Exercise directions
Restate the data word for word and leave the images out.

Records to use

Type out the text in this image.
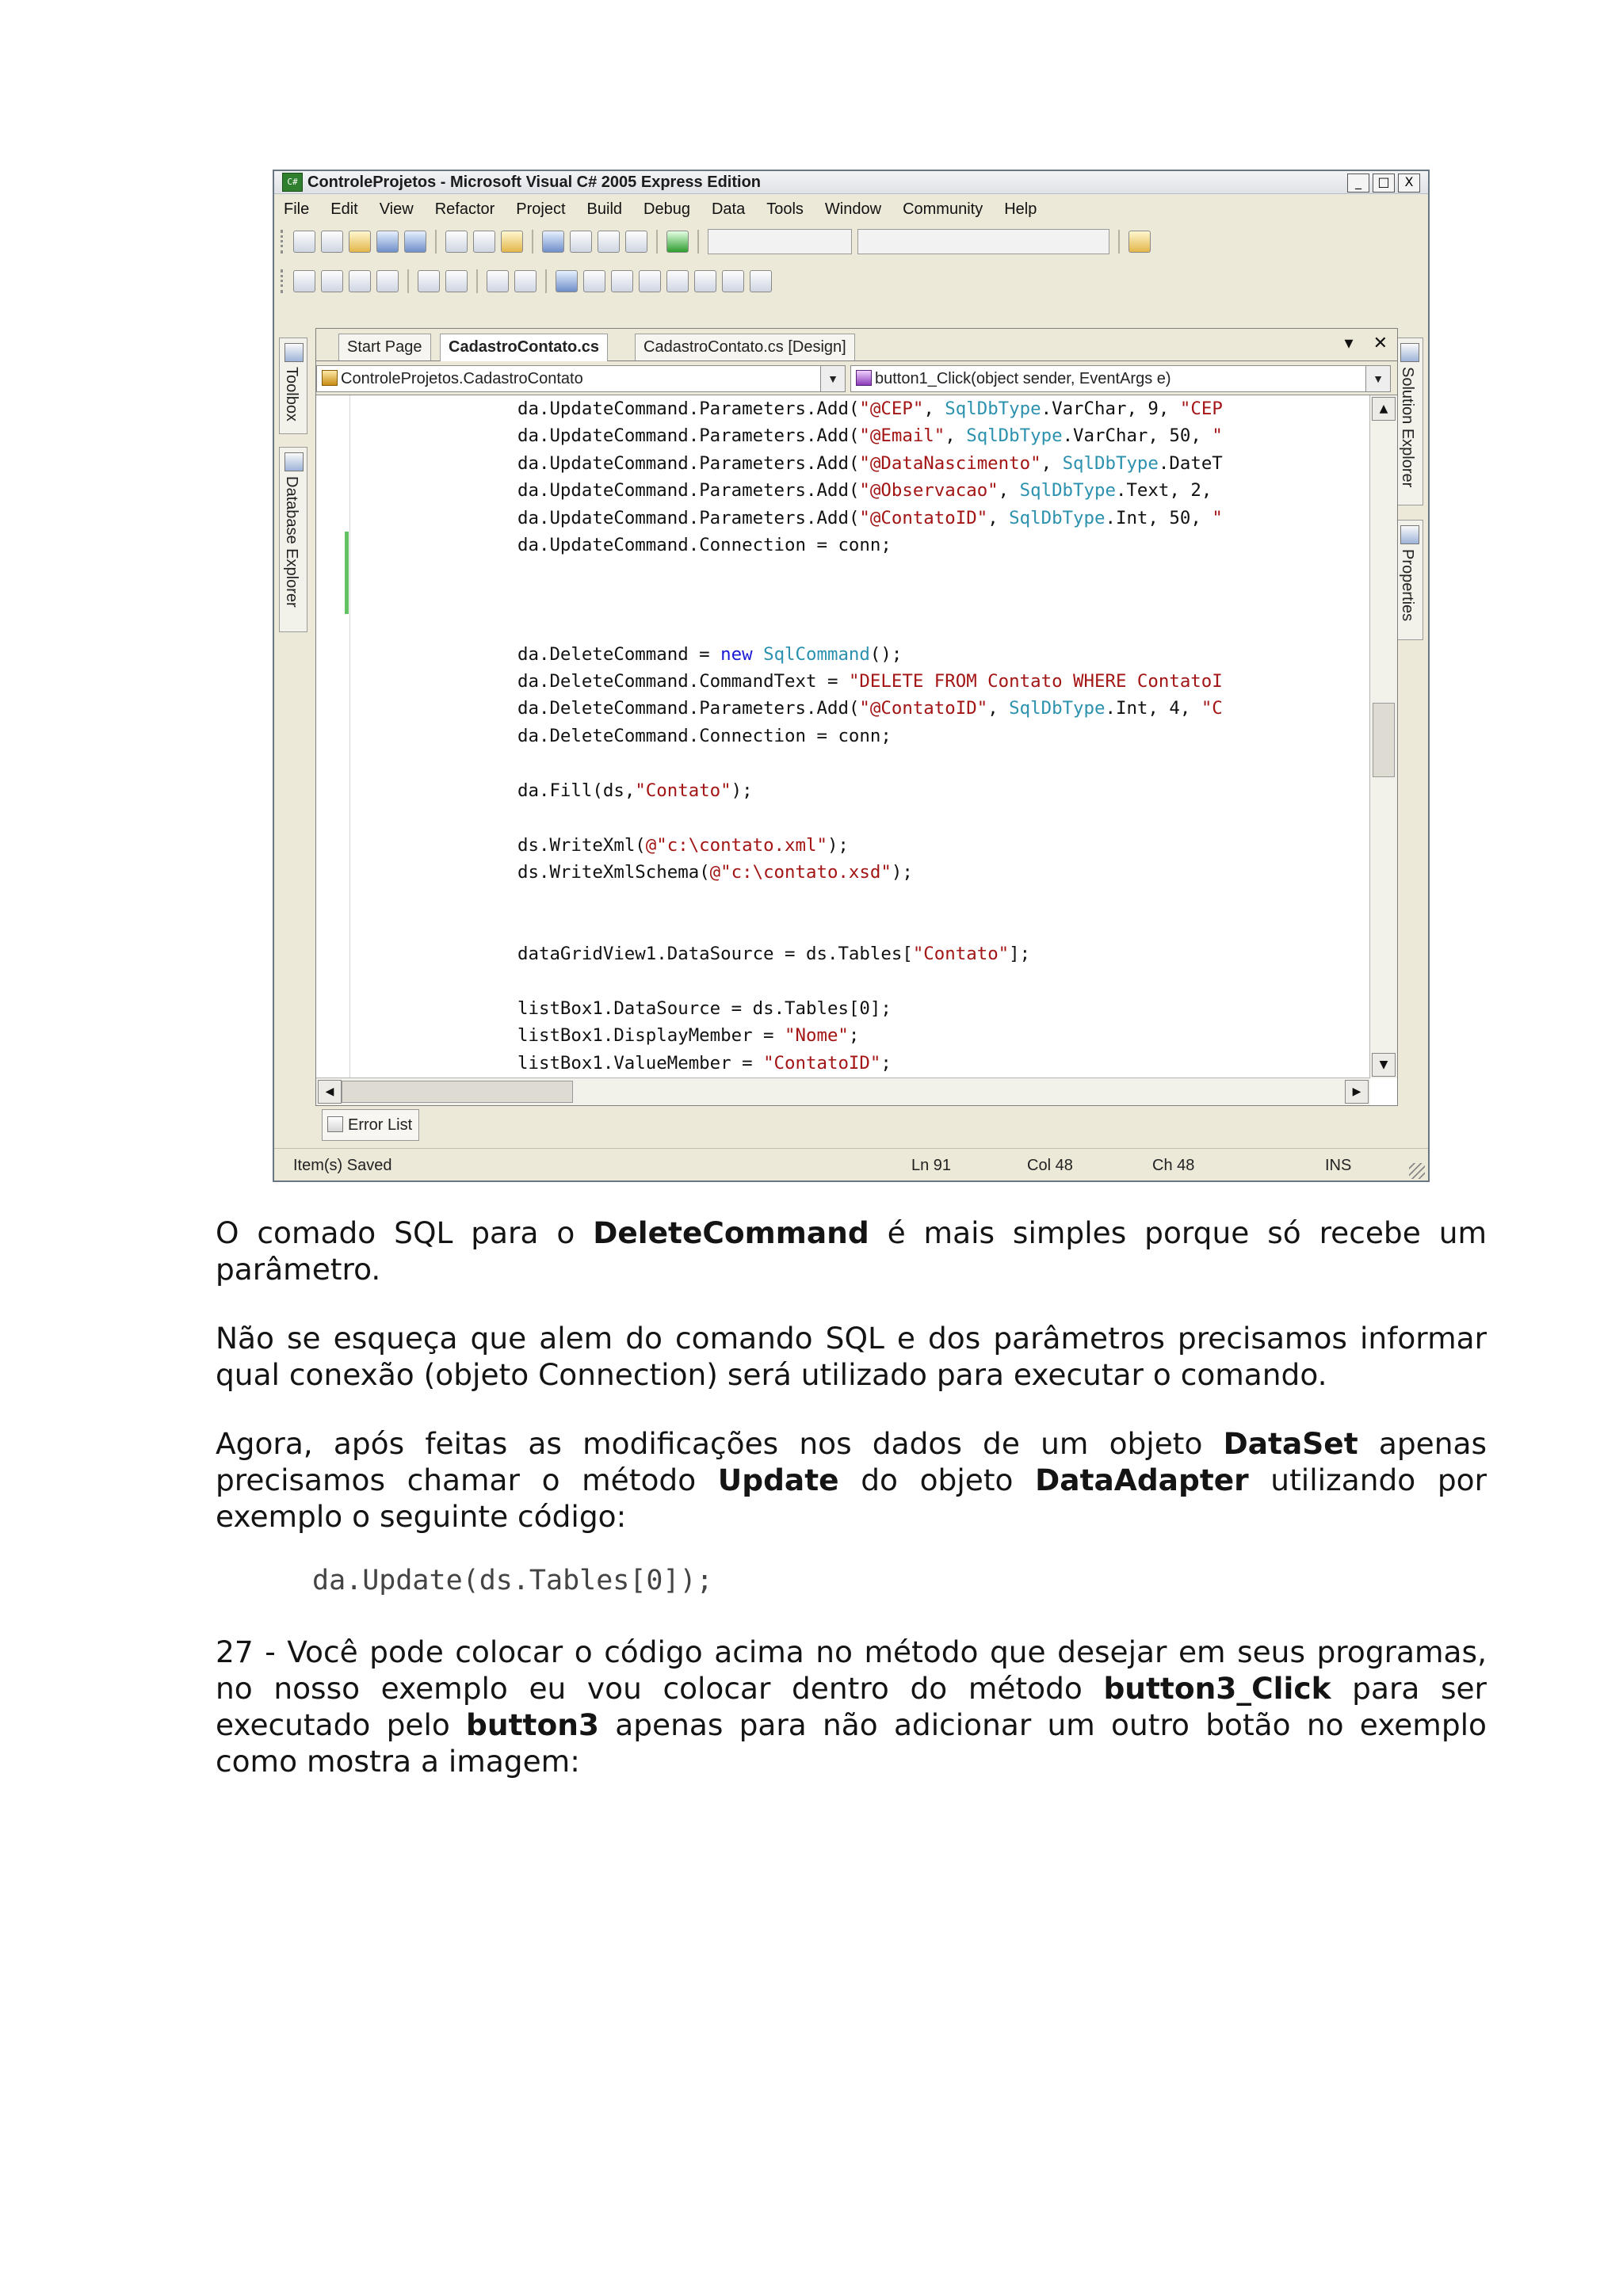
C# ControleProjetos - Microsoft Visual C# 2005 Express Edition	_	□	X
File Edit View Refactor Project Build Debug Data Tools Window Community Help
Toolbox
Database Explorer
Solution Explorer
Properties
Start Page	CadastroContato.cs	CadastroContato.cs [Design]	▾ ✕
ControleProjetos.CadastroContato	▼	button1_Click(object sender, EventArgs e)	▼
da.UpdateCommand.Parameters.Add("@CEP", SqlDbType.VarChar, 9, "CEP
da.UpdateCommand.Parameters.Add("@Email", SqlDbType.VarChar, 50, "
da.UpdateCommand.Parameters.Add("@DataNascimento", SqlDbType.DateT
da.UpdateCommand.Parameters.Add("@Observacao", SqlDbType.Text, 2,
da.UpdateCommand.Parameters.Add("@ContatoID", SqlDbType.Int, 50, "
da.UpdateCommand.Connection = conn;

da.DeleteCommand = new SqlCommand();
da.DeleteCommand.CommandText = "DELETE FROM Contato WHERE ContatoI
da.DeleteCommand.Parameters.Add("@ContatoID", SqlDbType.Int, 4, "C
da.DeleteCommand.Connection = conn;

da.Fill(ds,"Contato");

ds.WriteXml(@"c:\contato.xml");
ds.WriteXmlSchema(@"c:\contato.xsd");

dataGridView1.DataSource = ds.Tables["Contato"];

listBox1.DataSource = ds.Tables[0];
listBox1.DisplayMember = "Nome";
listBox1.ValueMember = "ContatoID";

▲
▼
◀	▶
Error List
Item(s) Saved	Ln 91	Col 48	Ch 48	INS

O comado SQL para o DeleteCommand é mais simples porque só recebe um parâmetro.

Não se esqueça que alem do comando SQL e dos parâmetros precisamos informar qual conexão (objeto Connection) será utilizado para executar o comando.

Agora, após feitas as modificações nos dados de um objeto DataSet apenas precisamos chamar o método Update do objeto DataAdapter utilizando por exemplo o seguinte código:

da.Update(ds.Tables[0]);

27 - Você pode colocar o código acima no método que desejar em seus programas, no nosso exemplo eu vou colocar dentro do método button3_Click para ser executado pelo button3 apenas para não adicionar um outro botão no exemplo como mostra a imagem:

Exercise solution
Type out the text in this image.
C# ControleProjetos - Microsoft Visual C# 2005 Express Edition	_	□	X
File Edit View Refactor Project Build Debug Data Tools Window Community Help
Toolbox
Database Explorer
Solution Explorer
Properties
Start Page	CadastroContato.cs	CadastroContato.cs [Design]	▾ ✕
ControleProjetos.CadastroContato	▼	button1_Click(object sender, EventArgs e)	▼
da.UpdateCommand.Parameters.Add("@CEP", SqlDbType.VarChar, 9, "CEP
da.UpdateCommand.Parameters.Add("@Email", SqlDbType.VarChar, 50, "
da.UpdateCommand.Parameters.Add("@DataNascimento", SqlDbType.DateT
da.UpdateCommand.Parameters.Add("@Observacao", SqlDbType.Text, 2,
da.UpdateCommand.Parameters.Add("@ContatoID", SqlDbType.Int, 50, "
da.UpdateCommand.Connection = conn;

da.DeleteCommand = new SqlCommand();
da.DeleteCommand.CommandText = "DELETE FROM Contato WHERE ContatoI
da.DeleteCommand.Parameters.Add("@ContatoID", SqlDbType.Int, 4, "C
da.DeleteCommand.Connection = conn;

da.Fill(ds,"Contato");

ds.WriteXml(@"c:\contato.xml");
ds.WriteXmlSchema(@"c:\contato.xsd");

dataGridView1.DataSource = ds.Tables["Contato"];

listBox1.DataSource = ds.Tables[0];
listBox1.DisplayMember = "Nome";
listBox1.ValueMember = "ContatoID";

▲
▼
◀	▶
Error List
Item(s) Saved	Ln 91	Col 48	Ch 48	INS

O comado SQL para o DeleteCommand é mais simples porque só recebe um parâmetro.

Não se esqueça que alem do comando SQL e dos parâmetros precisamos informar qual conexão (objeto Connection) será utilizado para executar o comando.

Agora, após feitas as modificações nos dados de um objeto DataSet apenas precisamos chamar o método Update do objeto DataAdapter utilizando por exemplo o seguinte código:

da.Update(ds.Tables[0]);

27 - Você pode colocar o código acima no método que desejar em seus programas, no nosso exemplo eu vou colocar dentro do método button3_Click para ser executado pelo button3 apenas para não adicionar um outro botão no exemplo como mostra a imagem:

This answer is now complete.